> **Data supplied**:
_ _ _ _
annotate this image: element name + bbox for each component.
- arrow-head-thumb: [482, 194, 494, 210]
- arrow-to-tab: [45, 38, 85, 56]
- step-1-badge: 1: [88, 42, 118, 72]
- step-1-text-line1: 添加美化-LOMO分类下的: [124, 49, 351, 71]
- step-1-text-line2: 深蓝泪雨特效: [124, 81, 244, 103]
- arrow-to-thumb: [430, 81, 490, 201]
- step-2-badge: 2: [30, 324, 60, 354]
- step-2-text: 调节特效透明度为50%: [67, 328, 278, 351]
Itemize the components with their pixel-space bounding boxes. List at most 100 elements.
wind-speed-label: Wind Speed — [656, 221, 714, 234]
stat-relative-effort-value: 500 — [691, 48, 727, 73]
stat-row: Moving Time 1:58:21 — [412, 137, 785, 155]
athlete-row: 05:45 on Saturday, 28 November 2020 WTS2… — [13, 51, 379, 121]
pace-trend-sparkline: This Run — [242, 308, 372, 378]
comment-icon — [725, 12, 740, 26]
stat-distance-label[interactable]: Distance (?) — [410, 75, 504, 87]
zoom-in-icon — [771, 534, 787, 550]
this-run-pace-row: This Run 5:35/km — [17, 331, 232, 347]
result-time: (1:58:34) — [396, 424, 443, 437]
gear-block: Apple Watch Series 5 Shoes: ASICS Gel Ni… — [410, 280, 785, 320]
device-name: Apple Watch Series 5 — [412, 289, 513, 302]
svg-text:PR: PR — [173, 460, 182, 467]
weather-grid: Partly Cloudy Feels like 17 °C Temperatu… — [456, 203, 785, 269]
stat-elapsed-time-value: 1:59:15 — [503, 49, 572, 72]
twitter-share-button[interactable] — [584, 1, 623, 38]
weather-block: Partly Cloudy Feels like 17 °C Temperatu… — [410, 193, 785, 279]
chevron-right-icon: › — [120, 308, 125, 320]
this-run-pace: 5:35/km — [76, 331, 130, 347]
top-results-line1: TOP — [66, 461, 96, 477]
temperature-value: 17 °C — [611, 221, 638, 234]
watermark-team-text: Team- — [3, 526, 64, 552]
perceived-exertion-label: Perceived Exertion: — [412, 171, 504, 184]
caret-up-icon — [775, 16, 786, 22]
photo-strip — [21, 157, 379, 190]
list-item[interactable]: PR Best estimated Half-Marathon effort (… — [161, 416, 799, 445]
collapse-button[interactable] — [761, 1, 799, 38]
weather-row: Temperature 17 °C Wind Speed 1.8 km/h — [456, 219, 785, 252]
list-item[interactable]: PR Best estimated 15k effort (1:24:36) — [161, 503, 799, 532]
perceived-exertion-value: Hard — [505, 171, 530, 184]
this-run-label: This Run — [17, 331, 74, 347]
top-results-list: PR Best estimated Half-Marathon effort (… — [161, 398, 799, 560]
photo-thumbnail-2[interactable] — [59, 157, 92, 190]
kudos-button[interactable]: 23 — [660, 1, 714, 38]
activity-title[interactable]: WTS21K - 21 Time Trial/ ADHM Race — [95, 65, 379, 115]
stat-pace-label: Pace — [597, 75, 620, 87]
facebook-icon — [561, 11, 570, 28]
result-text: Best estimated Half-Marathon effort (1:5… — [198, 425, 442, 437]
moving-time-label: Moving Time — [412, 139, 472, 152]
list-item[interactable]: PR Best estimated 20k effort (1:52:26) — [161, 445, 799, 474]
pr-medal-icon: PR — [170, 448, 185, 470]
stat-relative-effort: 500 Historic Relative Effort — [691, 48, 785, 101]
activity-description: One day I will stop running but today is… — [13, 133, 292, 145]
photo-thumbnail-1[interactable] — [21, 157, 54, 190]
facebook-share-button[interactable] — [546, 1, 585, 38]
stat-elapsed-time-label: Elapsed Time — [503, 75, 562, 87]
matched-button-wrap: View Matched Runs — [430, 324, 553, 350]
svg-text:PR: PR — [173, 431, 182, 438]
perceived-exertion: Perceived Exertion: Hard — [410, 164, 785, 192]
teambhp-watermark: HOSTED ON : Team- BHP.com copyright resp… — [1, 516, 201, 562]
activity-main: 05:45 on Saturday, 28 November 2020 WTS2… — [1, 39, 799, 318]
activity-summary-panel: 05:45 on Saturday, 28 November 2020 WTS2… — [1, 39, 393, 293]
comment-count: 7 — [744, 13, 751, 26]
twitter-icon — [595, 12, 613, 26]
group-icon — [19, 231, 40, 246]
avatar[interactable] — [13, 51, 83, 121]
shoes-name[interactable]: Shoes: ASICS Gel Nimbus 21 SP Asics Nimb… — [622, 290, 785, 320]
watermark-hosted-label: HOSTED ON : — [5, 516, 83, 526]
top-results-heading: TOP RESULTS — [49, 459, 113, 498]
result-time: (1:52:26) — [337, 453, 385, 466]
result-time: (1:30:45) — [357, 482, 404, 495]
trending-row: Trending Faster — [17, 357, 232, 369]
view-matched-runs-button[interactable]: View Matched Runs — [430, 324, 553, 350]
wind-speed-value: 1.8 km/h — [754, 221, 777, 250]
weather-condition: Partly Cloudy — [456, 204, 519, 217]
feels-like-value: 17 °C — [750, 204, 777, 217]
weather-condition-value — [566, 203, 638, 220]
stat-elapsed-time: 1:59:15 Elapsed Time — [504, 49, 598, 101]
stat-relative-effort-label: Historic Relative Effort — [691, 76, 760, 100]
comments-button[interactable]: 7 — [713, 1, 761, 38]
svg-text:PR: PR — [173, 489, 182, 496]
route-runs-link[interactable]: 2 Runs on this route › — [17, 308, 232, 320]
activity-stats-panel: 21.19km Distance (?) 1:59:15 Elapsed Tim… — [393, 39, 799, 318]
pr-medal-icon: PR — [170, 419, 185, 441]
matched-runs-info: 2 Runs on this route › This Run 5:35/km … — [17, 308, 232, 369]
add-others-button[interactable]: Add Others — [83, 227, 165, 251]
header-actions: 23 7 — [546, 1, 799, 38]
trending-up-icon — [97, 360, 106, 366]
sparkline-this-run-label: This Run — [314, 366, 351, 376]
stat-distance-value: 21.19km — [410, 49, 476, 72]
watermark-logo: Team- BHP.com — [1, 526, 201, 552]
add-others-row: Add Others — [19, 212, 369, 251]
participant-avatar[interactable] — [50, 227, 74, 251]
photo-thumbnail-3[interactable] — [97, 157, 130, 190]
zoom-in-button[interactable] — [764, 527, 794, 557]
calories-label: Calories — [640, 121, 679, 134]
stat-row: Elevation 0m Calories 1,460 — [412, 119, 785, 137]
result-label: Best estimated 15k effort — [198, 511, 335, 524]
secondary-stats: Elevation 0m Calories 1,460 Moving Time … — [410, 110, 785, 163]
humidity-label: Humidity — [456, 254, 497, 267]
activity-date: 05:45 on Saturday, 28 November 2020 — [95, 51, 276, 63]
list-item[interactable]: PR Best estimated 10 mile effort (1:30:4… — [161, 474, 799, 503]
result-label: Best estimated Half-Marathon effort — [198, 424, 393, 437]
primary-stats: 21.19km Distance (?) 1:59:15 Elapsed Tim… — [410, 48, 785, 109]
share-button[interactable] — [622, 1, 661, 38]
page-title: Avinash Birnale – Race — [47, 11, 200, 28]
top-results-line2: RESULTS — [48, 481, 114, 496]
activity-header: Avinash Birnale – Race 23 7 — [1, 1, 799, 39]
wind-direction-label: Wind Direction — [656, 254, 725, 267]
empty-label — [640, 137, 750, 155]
_ _ _ _
> **Stated task**:
Please retype all of the lines above, first to last, with every character unchanged.

> **Final result**:
annotate this image: element name + bbox for each component.
- arrow-head-thumb: [482, 194, 494, 210]
- arrow-to-tab: [45, 38, 85, 56]
- step-1-badge: 1: [88, 42, 118, 72]
- step-1-text-line1: 添加美化-LOMO分类下的: [124, 49, 351, 71]
- step-1-text-line2: 深蓝泪雨特效: [124, 81, 244, 103]
- arrow-to-thumb: [430, 81, 490, 201]
- step-2-badge: 2: [30, 324, 60, 354]
- step-2-text: 调节特效透明度为50%: [67, 328, 278, 351]
Itemize the components with their pixel-space bounding boxes. List at most 100 elements.
wind-speed-label: Wind Speed — [656, 221, 714, 234]
stat-relative-effort-value: 500 — [691, 48, 727, 73]
stat-row: Moving Time 1:58:21 — [412, 137, 785, 155]
athlete-row: 05:45 on Saturday, 28 November 2020 WTS2… — [13, 51, 379, 121]
pace-trend-sparkline: This Run — [242, 308, 372, 378]
comment-icon — [725, 12, 740, 26]
stat-distance-label[interactable]: Distance (?) — [410, 75, 504, 87]
zoom-in-icon — [771, 534, 787, 550]
this-run-pace-row: This Run 5:35/km — [17, 331, 232, 347]
result-time: (1:58:34) — [396, 424, 443, 437]
gear-block: Apple Watch Series 5 Shoes: ASICS Gel Ni… — [410, 280, 785, 320]
device-name: Apple Watch Series 5 — [412, 289, 513, 302]
svg-text:PR: PR — [173, 460, 182, 467]
weather-grid: Partly Cloudy Feels like 17 °C Temperatu… — [456, 203, 785, 269]
stat-elapsed-time-value: 1:59:15 — [503, 49, 572, 72]
twitter-share-button[interactable] — [584, 1, 623, 38]
weather-block: Partly Cloudy Feels like 17 °C Temperatu… — [410, 193, 785, 279]
chevron-right-icon: › — [120, 308, 125, 320]
this-run-pace: 5:35/km — [76, 331, 130, 347]
top-results-line1: TOP — [66, 461, 96, 477]
temperature-value: 17 °C — [611, 221, 638, 234]
watermark-team-text: Team- — [3, 526, 64, 552]
perceived-exertion-label: Perceived Exertion: — [412, 171, 504, 184]
caret-up-icon — [775, 16, 786, 22]
photo-strip — [21, 157, 379, 190]
list-item[interactable]: PR Best estimated Half-Marathon effort (… — [161, 416, 799, 445]
collapse-button[interactable] — [761, 1, 799, 38]
weather-row: Temperature 17 °C Wind Speed 1.8 km/h — [456, 219, 785, 252]
list-item[interactable]: PR Best estimated 15k effort (1:24:36) — [161, 503, 799, 532]
perceived-exertion-value: Hard — [505, 171, 530, 184]
this-run-label: This Run — [17, 331, 74, 347]
top-results-list: PR Best estimated Half-Marathon effort (… — [161, 398, 799, 560]
photo-thumbnail-2[interactable] — [59, 157, 92, 190]
kudos-button[interactable]: 23 — [660, 1, 714, 38]
activity-title[interactable]: WTS21K - 21 Time Trial/ ADHM Race — [95, 65, 379, 115]
stat-pace-label: Pace — [597, 75, 620, 87]
facebook-icon — [561, 11, 570, 28]
result-text: Best estimated Half-Marathon effort (1:5… — [198, 425, 442, 437]
moving-time-label: Moving Time — [412, 139, 472, 152]
list-item[interactable]: PR Best estimated 20k effort (1:52:26) — [161, 445, 799, 474]
pr-medal-icon: PR — [170, 448, 185, 470]
stat-relative-effort: 500 Historic Relative Effort — [691, 48, 785, 101]
activity-description: One day I will stop running but today is… — [13, 133, 292, 145]
photo-thumbnail-1[interactable] — [21, 157, 54, 190]
facebook-share-button[interactable] — [546, 1, 585, 38]
stat-elapsed-time-label: Elapsed Time — [503, 75, 562, 87]
matched-button-wrap: View Matched Runs — [430, 324, 553, 350]
svg-text:PR: PR — [173, 431, 182, 438]
perceived-exertion: Perceived Exertion: Hard — [410, 164, 785, 192]
teambhp-watermark: HOSTED ON : Team- BHP.com copyright resp… — [1, 516, 201, 562]
activity-main: 05:45 on Saturday, 28 November 2020 WTS2… — [1, 39, 799, 318]
activity-summary-panel: 05:45 on Saturday, 28 November 2020 WTS2… — [1, 39, 393, 293]
comment-count: 7 — [744, 13, 751, 26]
twitter-icon — [595, 12, 613, 26]
group-icon — [19, 231, 40, 246]
avatar[interactable] — [13, 51, 83, 121]
shoes-name[interactable]: Shoes: ASICS Gel Nimbus 21 SP Asics Nimb… — [622, 290, 785, 320]
watermark-hosted-label: HOSTED ON : — [5, 516, 83, 526]
top-results-heading: TOP RESULTS — [49, 459, 113, 498]
result-time: (1:52:26) — [337, 453, 385, 466]
result-time: (1:30:45) — [357, 482, 404, 495]
trending-row: Trending Faster — [17, 357, 232, 369]
view-matched-runs-button[interactable]: View Matched Runs — [430, 324, 553, 350]
wind-speed-value: 1.8 km/h — [754, 221, 777, 250]
weather-condition: Partly Cloudy — [456, 204, 519, 217]
feels-like-value: 17 °C — [750, 204, 777, 217]
weather-condition-value — [566, 203, 638, 220]
stat-elapsed-time: 1:59:15 Elapsed Time — [504, 49, 598, 101]
stat-relative-effort-label: Historic Relative Effort — [691, 76, 760, 100]
comments-button[interactable]: 7 — [713, 1, 761, 38]
svg-text:PR: PR — [173, 489, 182, 496]
route-runs-link[interactable]: 2 Runs on this route › — [17, 308, 232, 320]
activity-stats-panel: 21.19km Distance (?) 1:59:15 Elapsed Tim… — [393, 39, 799, 318]
pr-medal-icon: PR — [170, 419, 185, 441]
matched-runs-info: 2 Runs on this route › This Run 5:35/km … — [17, 308, 232, 369]
add-others-button[interactable]: Add Others — [83, 227, 165, 251]
header-actions: 23 7 — [546, 1, 799, 38]
trending-up-icon — [97, 360, 106, 366]
sparkline-this-run-label: This Run — [314, 366, 351, 376]
stat-distance-value: 21.19km — [410, 49, 476, 72]
watermark-logo: Team- BHP.com — [1, 526, 201, 552]
add-others-row: Add Others — [19, 212, 369, 251]
participant-avatar[interactable] — [50, 227, 74, 251]
photo-thumbnail-3[interactable] — [97, 157, 130, 190]
zoom-in-button[interactable] — [764, 527, 794, 557]
calories-label: Calories — [640, 121, 679, 134]
stat-row: Elevation 0m Calories 1,460 — [412, 119, 785, 137]
result-label: Best estimated 15k effort — [198, 511, 335, 524]
secondary-stats: Elevation 0m Calories 1,460 Moving Time … — [410, 110, 785, 163]
humidity-label: Humidity — [456, 254, 497, 267]
activity-date: 05:45 on Saturday, 28 November 2020 — [95, 51, 276, 63]
list-item[interactable]: PR Best estimated 10 mile effort (1:30:4… — [161, 474, 799, 503]
result-label: Best estimated Half-Marathon effort — [198, 424, 393, 437]
primary-stats: 21.19km Distance (?) 1:59:15 Elapsed Tim… — [410, 48, 785, 109]
share-button[interactable] — [622, 1, 661, 38]
page-title: Avinash Birnale – Race — [47, 11, 200, 28]
top-results-line2: RESULTS — [48, 481, 114, 496]
activity-header: Avinash Birnale – Race 23 7 — [1, 1, 799, 39]
wind-direction-label: Wind Direction — [656, 254, 725, 267]
empty-label — [640, 137, 750, 155]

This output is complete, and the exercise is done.